# START OF DATASET CONTENT

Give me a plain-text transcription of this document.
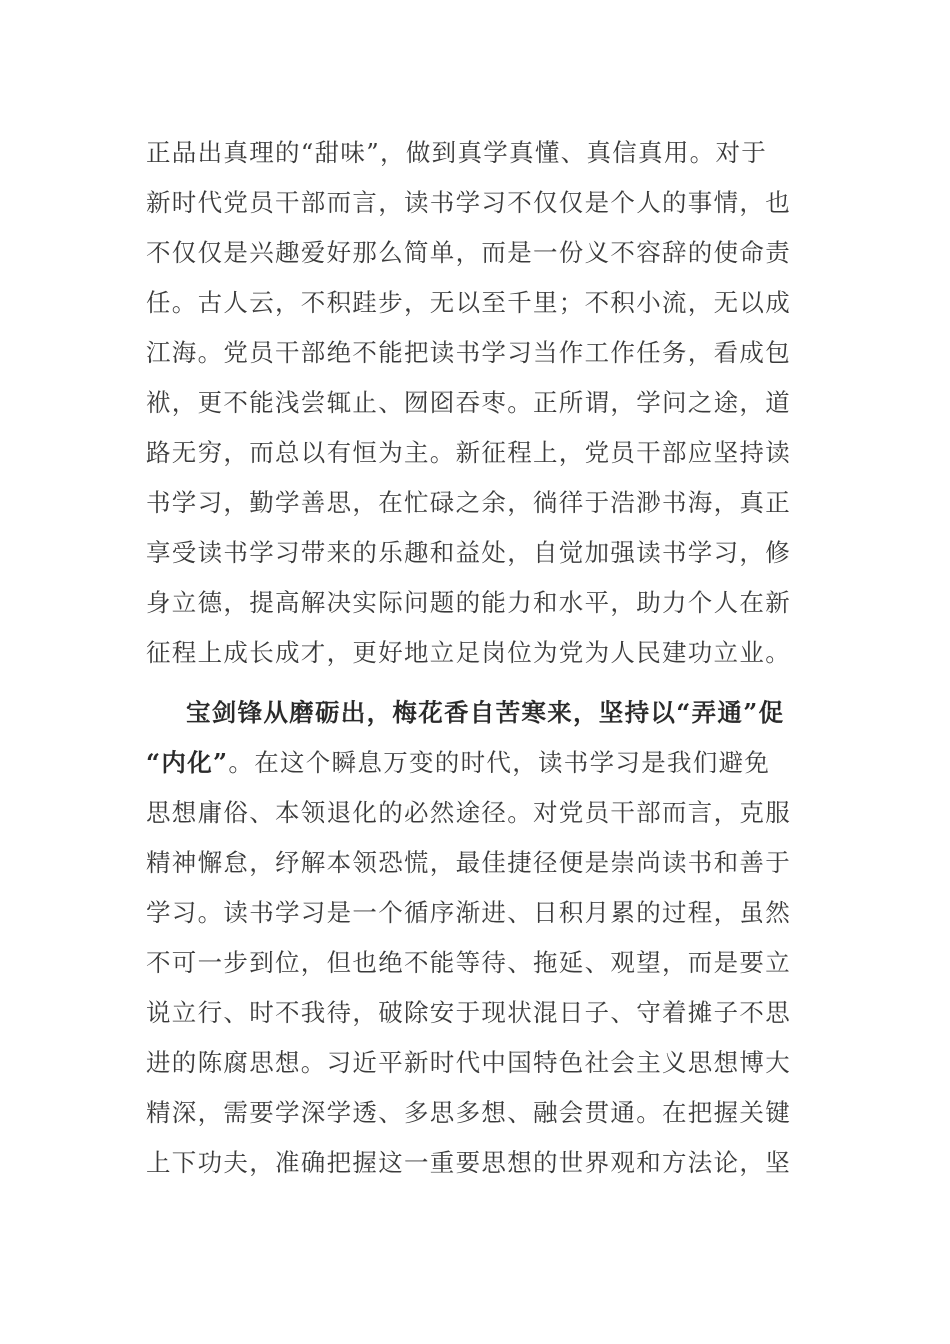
正品出真理的“甜味”，做到真学真懂、真信真用。对于
新时代党员干部而言，读书学习不仅仅是个人的事情，也
不仅仅是兴趣爱好那么简单，而是一份义不容辞的使命责
任。古人云，不积跬步，无以至千里；不积小流，无以成
江海。党员干部绝不能把读书学习当作工作任务，看成包
袱，更不能浅尝辄止、囫囵吞枣。正所谓，学问之途，道
路无穷，而总以有恒为主。新征程上，党员干部应坚持读
书学习，勤学善思，在忙碌之余，徜徉于浩渺书海，真正
享受读书学习带来的乐趣和益处，自觉加强读书学习，修
身立德，提高解决实际问题的能力和水平，助力个人在新
征程上成长成才，更好地立足岗位为党为人民建功立业。
宝剑锋从磨砺出，梅花香自苦寒来，坚持以“弄通”促
“内化”。在这个瞬息万变的时代，读书学习是我们避免
思想庸俗、本领退化的必然途径。对党员干部而言，克服
精神懈怠，纾解本领恐慌，最佳捷径便是崇尚读书和善于
学习。读书学习是一个循序渐进、日积月累的过程，虽然
不可一步到位，但也绝不能等待、拖延、观望，而是要立
说立行、时不我待，破除安于现状混日子、守着摊子不思
进的陈腐思想。习近平新时代中国特色社会主义思想博大
精深，需要学深学透、多思多想、融会贯通。在把握关键
上下功夫，准确把握这一重要思想的世界观和方法论，坚
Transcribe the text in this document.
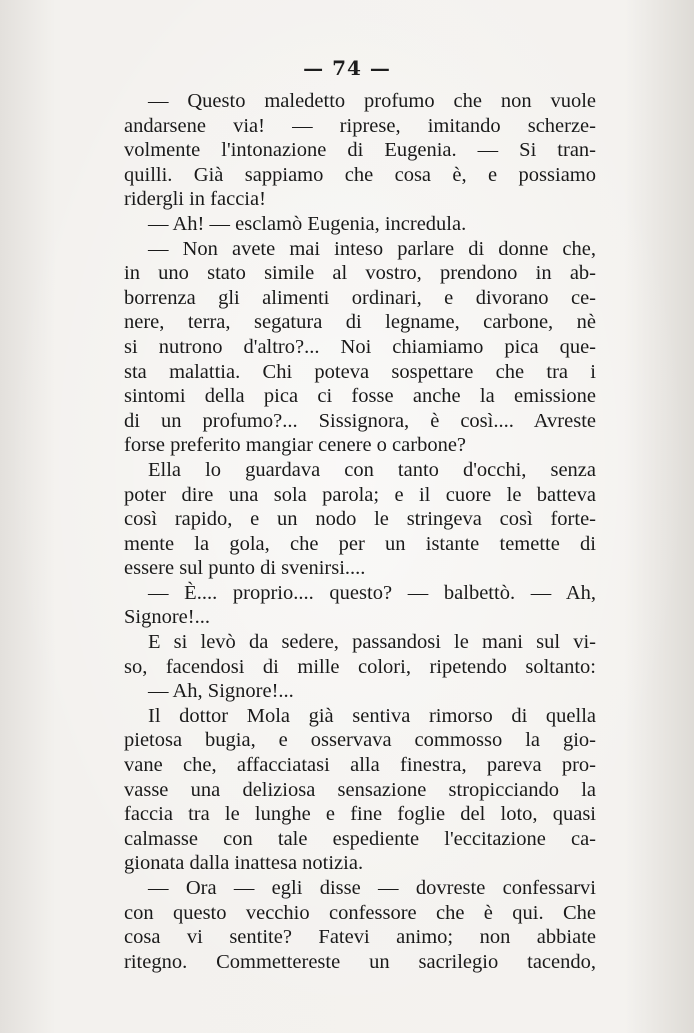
— 74 —

— Questo maledetto profumo che non vuole
andarsene via! — riprese, imitando scherze-
volmente l'intonazione di Eugenia. — Si tran-
quilli. Già sappiamo che cosa è, e possiamo
ridergli in faccia!
— Ah! — esclamò Eugenia, incredula.
— Non avete mai inteso parlare di donne che,
in uno stato simile al vostro, prendono in ab-
borrenza gli alimenti ordinari, e divorano ce-
nere, terra, segatura di legname, carbone, nè
si nutrono d'altro?... Noi chiamiamo pica que-
sta malattia. Chi poteva sospettare che tra i
sintomi della pica ci fosse anche la emissione
di un profumo?... Sissignora, è così.... Avreste
forse preferito mangiar cenere o carbone?
Ella lo guardava con tanto d'occhi, senza
poter dire una sola parola; e il cuore le batteva
così rapido, e un nodo le stringeva così forte-
mente la gola, che per un istante temette di
essere sul punto di svenirsi....
— È.... proprio.... questo? — balbettò. — Ah,
Signore!...
E si levò da sedere, passandosi le mani sul vi-
so, facendosi di mille colori, ripetendo soltanto:
— Ah, Signore!...
Il dottor Mola già sentiva rimorso di quella
pietosa bugia, e osservava commosso la gio-
vane che, affacciatasi alla finestra, pareva pro-
vasse una deliziosa sensazione stropicciando la
faccia tra le lunghe e fine foglie del loto, quasi
calmasse con tale espediente l'eccitazione ca-
gionata dalla inattesa notizia.
— Ora — egli disse — dovreste confessarvi
con questo vecchio confessore che è qui. Che
cosa vi sentite? Fatevi animo; non abbiate
ritegno. Commettereste un sacrilegio tacendo,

# END OF DATASET CONTENT

Copy down every line of the material above that includes the string "pica".

si nutrono d'altro?... Noi chiamiamo pica que-
sintomi della pica ci fosse anche la emissione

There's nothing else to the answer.